= Instruction =
Print the entries in full, word for word, but not the pictures.

··· Information shown

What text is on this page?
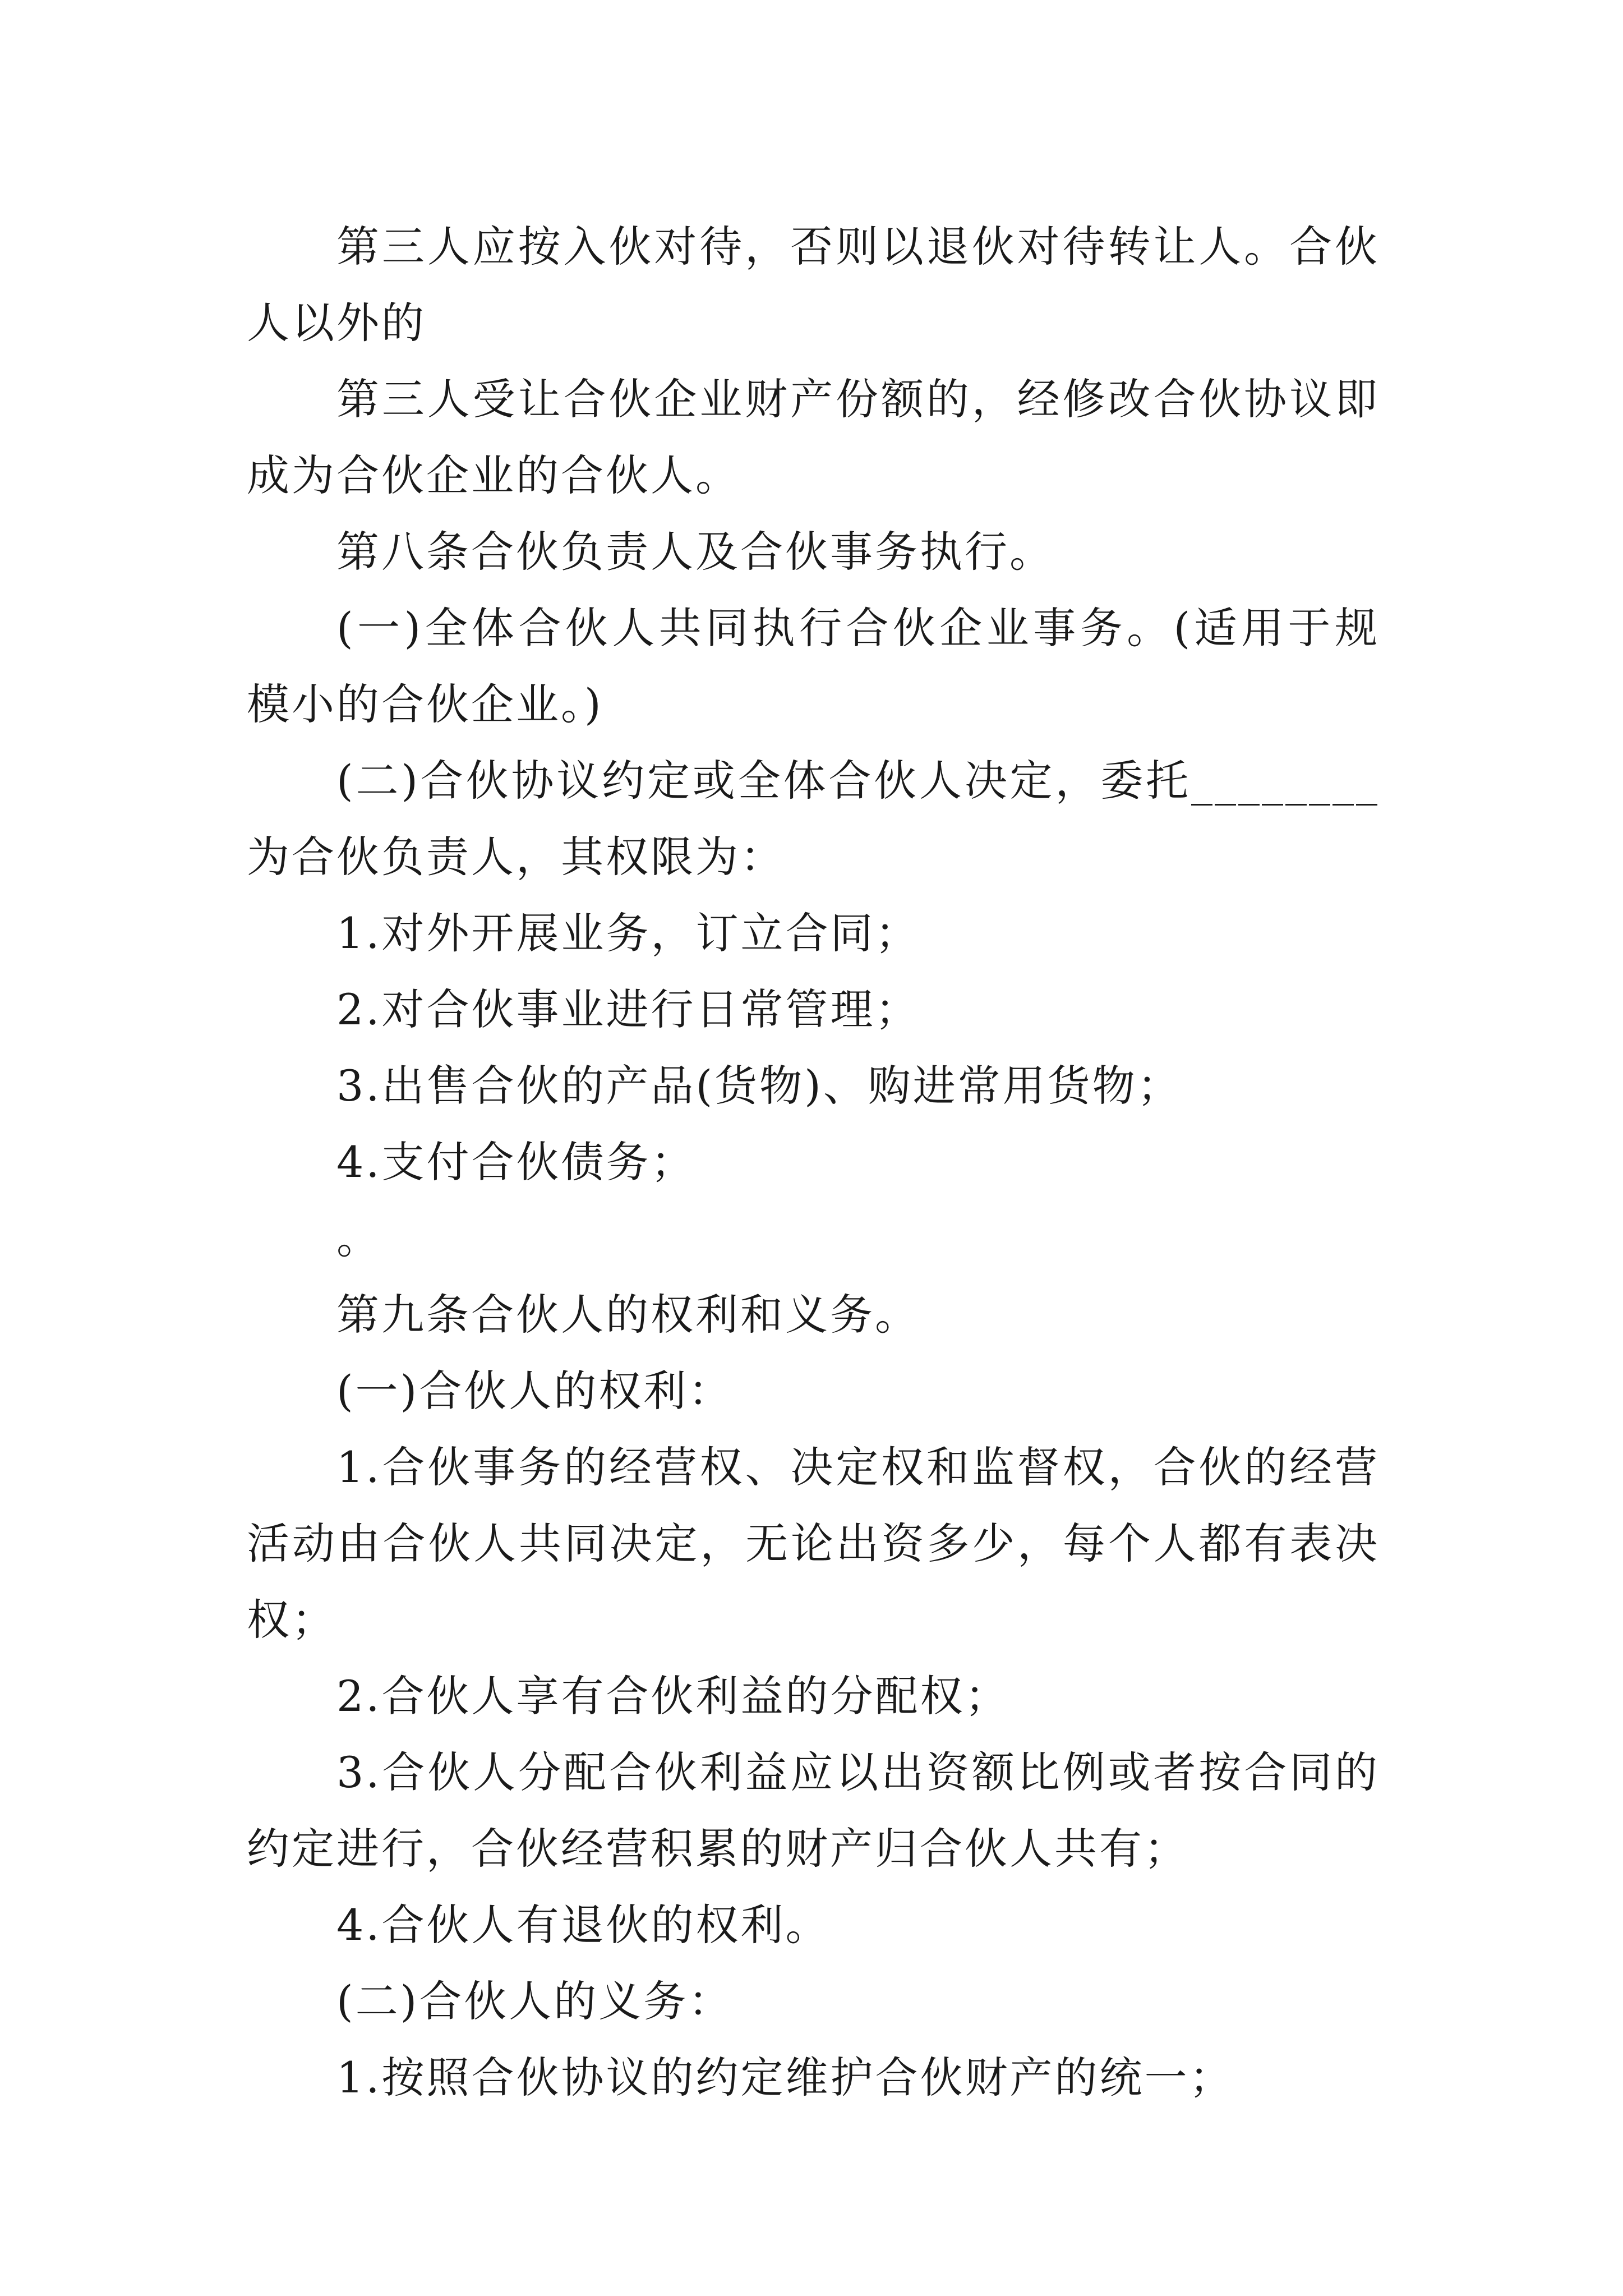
第三人应按入伙对待，否则以退伙对待转让人。合伙人以外的

第三人受让合伙企业财产份额的，经修改合伙协议即成为合伙企业的合伙人。

第八条合伙负责人及合伙事务执行。

(一)全体合伙人共同执行合伙企业事务。(适用于规模小的合伙企业。)

(二)合伙协议约定或全体合伙人决定，委托________为合伙负责人，其权限为：

1.对外开展业务，订立合同；

2.对合伙事业进行日常管理；

3.出售合伙的产品(货物)、购进常用货物；

4.支付合伙债务；

。

第九条合伙人的权利和义务。

(一)合伙人的权利：

1.合伙事务的经营权、决定权和监督权，合伙的经营活动由合伙人共同决定，无论出资多少，每个人都有表决权；

2.合伙人享有合伙利益的分配权；

3.合伙人分配合伙利益应以出资额比例或者按合同的约定进行，合伙经营积累的财产归合伙人共有；

4.合伙人有退伙的权利。

(二)合伙人的义务：

1.按照合伙协议的约定维护合伙财产的统一；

······

= The response =
What text is on this page?
第三人应按入伙对待，否则以退伙对待转让人。合伙人以外的

第三人受让合伙企业财产份额的，经修改合伙协议即成为合伙企业的合伙人。

第八条合伙负责人及合伙事务执行。

(一)全体合伙人共同执行合伙企业事务。(适用于规模小的合伙企业。)

(二)合伙协议约定或全体合伙人决定，委托________为合伙负责人，其权限为：

1.对外开展业务，订立合同；

2.对合伙事业进行日常管理；

3.出售合伙的产品(货物)、购进常用货物；

4.支付合伙债务；

。

第九条合伙人的权利和义务。

(一)合伙人的权利：

1.合伙事务的经营权、决定权和监督权，合伙的经营活动由合伙人共同决定，无论出资多少，每个人都有表决权；

2.合伙人享有合伙利益的分配权；

3.合伙人分配合伙利益应以出资额比例或者按合同的约定进行，合伙经营积累的财产归合伙人共有；

4.合伙人有退伙的权利。

(二)合伙人的义务：

1.按照合伙协议的约定维护合伙财产的统一；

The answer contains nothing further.